— EXCERPTED TEXT —
________________
Cardiovascular syphilis results from destruction of the elastic tissue of the aorta, which leads to aortitis and the formation of aneurysms that rarely rupture. The ascending aorta is most often affected, with the potential complications of aortic valve insufficiency and coronary artery stenosis. A diagnostic clue is the presence of linear calcifications of the aorta on a chest radiograph. Approximately 11 percent of untreated patients progress to cardiovascular syphilis.14

Antibiotic therapy for gummatous and cardiovascular syphilis is the same as that for late latent syphilis, provided no evidence of neurologic involvement is present. Consensus is lacking on the appropriate follow-up in patients who have tertiary syphilis with no CNS involvement. Clinical response to treatment varies and depends on the type and location of gummatous or cardiovascular lesions.9


Neurologic involvement occurs in up to 10 percent of patients with untreated syphilis.14 Neurosyphilis should be considered in patients with signs or symptoms of neurologic involvement at any stage of T. pallidum infection and in all patients with late latent or tertiary syphilis, although asymptomatic neurosyphilis is the most common presentation.4 Neurologic involvement also should be suspected in patients who previously have been treated for neurosyphilis, patients who have not responded to treatment for primary, secondary, or latent syphilis, and patients who have HIV infection or other conditions that compromise immune status.
________________
(Data records)
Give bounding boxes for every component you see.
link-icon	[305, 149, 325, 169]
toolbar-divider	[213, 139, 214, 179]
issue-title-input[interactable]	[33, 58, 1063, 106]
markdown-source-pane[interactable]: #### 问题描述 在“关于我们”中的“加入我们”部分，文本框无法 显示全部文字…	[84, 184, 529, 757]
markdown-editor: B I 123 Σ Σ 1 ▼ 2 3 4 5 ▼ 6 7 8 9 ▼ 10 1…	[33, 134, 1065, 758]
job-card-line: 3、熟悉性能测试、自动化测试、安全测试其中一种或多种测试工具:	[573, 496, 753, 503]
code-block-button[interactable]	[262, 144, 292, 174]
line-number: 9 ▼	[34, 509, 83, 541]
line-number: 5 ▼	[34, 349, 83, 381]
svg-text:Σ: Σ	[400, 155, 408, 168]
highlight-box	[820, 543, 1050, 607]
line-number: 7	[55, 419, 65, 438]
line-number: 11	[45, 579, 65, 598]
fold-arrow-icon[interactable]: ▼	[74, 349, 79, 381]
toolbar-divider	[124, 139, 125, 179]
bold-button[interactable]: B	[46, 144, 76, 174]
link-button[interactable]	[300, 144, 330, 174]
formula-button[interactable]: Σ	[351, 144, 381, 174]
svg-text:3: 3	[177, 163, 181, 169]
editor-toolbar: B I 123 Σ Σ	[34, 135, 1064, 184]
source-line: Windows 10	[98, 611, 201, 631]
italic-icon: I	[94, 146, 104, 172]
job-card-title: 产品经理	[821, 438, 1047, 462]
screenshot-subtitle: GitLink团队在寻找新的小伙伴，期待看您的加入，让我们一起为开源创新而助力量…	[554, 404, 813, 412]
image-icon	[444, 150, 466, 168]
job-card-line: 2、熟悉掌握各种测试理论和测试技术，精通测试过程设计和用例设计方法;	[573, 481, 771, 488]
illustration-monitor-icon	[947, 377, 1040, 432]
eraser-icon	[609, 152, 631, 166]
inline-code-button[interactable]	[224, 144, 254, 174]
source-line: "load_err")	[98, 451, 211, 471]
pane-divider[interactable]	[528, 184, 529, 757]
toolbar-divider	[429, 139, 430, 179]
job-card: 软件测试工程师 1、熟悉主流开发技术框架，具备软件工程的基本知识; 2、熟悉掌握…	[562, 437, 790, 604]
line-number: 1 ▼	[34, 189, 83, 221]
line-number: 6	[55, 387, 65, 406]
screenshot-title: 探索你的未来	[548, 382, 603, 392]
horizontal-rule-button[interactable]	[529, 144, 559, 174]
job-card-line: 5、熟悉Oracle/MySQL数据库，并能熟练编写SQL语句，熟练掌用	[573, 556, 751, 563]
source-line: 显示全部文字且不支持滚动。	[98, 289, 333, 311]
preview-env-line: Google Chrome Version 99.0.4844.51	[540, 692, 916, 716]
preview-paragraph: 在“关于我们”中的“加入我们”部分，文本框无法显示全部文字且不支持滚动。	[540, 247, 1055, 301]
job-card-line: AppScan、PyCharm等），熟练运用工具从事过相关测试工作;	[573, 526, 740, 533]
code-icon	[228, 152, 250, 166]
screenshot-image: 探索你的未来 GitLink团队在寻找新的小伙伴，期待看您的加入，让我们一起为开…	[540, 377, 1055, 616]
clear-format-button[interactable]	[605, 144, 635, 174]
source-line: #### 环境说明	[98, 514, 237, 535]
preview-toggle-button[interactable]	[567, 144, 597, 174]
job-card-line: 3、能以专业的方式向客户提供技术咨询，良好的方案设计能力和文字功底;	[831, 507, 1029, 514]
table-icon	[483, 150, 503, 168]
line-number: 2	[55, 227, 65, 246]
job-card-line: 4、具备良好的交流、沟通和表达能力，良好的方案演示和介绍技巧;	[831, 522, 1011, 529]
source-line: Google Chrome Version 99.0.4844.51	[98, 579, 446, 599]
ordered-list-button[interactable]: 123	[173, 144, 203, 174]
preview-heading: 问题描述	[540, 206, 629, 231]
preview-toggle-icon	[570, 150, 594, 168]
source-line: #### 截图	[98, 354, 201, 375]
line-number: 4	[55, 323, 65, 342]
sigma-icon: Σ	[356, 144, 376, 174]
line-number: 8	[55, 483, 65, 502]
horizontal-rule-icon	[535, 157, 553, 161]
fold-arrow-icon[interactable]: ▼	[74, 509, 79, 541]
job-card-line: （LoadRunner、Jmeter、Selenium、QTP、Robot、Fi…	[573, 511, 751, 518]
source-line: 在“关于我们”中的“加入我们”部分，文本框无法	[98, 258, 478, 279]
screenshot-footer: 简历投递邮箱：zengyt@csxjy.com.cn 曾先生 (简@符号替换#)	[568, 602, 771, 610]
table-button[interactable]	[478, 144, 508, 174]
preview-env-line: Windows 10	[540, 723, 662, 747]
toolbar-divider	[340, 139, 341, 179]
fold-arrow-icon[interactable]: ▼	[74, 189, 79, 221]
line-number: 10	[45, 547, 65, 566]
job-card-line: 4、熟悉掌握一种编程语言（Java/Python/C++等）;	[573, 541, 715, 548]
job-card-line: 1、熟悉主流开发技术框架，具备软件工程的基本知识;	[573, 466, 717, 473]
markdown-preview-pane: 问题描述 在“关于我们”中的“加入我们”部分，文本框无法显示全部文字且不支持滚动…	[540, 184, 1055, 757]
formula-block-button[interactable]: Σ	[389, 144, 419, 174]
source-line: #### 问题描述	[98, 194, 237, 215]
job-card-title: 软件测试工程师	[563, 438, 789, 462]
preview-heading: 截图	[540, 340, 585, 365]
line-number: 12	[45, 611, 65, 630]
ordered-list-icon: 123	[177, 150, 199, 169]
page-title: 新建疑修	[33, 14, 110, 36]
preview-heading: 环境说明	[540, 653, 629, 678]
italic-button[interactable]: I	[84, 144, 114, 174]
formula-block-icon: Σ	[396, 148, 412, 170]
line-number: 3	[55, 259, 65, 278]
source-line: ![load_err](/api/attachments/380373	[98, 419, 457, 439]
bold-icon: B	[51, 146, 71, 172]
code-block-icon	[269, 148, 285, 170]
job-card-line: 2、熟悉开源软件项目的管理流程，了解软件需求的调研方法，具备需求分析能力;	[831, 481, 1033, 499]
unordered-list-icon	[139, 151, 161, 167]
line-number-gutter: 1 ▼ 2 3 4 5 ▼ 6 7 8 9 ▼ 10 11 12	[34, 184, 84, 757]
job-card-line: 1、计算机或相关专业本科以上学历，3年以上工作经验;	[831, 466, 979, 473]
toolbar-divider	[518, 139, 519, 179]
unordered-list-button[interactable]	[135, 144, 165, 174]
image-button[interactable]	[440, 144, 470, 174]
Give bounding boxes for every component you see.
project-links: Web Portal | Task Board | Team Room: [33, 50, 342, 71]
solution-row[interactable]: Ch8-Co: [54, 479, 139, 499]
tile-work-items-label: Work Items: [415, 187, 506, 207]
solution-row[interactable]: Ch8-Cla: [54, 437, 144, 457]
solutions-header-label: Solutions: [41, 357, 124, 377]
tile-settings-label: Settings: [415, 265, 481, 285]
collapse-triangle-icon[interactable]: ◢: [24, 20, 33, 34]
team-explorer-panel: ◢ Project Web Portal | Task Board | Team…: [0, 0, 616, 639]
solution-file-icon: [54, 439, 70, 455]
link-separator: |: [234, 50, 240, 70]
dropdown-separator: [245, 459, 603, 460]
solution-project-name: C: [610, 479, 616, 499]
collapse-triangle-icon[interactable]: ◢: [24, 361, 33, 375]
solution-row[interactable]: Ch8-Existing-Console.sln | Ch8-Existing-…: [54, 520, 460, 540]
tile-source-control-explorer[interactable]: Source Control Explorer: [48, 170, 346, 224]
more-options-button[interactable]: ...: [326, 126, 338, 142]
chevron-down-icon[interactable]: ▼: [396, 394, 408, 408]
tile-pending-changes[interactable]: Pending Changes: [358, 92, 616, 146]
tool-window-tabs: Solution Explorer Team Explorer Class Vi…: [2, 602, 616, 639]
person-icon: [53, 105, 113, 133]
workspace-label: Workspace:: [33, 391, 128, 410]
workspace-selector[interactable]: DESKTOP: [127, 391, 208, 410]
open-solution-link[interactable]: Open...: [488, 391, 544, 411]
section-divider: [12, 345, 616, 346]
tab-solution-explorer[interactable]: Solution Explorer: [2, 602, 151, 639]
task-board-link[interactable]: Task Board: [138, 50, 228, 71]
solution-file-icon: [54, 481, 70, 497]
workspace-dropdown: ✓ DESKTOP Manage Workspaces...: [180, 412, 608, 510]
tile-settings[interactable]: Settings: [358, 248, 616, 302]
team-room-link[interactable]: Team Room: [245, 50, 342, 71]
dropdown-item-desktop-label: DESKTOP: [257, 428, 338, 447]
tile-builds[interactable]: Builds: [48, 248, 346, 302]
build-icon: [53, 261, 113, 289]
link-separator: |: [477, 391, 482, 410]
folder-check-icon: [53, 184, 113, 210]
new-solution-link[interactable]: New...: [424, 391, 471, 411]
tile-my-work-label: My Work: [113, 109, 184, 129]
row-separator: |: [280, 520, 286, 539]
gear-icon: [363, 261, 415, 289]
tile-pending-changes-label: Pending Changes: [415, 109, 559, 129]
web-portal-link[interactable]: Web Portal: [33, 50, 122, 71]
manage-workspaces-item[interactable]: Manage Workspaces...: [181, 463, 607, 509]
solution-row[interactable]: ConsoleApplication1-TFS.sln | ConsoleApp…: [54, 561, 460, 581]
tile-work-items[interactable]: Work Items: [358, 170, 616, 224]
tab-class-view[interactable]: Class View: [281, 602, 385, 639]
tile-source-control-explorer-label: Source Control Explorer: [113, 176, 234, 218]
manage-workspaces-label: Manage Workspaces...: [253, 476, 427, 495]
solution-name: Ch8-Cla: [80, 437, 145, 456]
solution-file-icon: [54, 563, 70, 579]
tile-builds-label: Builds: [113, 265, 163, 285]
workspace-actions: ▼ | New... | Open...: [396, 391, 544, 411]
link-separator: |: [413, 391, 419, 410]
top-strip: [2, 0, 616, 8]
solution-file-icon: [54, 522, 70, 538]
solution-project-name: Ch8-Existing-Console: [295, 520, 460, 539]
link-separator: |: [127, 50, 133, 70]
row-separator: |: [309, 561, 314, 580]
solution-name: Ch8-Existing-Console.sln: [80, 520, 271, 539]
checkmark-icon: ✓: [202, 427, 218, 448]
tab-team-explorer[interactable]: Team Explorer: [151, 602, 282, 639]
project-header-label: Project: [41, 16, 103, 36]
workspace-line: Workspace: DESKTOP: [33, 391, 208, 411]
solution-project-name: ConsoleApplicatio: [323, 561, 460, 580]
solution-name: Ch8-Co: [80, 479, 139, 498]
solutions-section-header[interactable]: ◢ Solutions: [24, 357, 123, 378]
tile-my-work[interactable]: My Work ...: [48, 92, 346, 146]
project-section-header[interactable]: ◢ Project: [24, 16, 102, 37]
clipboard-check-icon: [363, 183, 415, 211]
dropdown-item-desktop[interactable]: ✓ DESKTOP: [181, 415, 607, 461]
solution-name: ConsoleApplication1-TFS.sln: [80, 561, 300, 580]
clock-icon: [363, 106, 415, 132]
________________
— ACTIVITY —
Answer these questions from the syphilis text above:
(a) Which part of the aorta is most often affected in cardiovascular syphilis?
(b) Approximately what percentage of untreated patients progress to cardiovascular syphilis?
(c) What is the most common presentation of neurosyphilis?

— EXERCISE ANSWER —
(a) The ascending aorta.
(b) Approximately 11 percent.
(c) Asymptomatic neurosyphilis.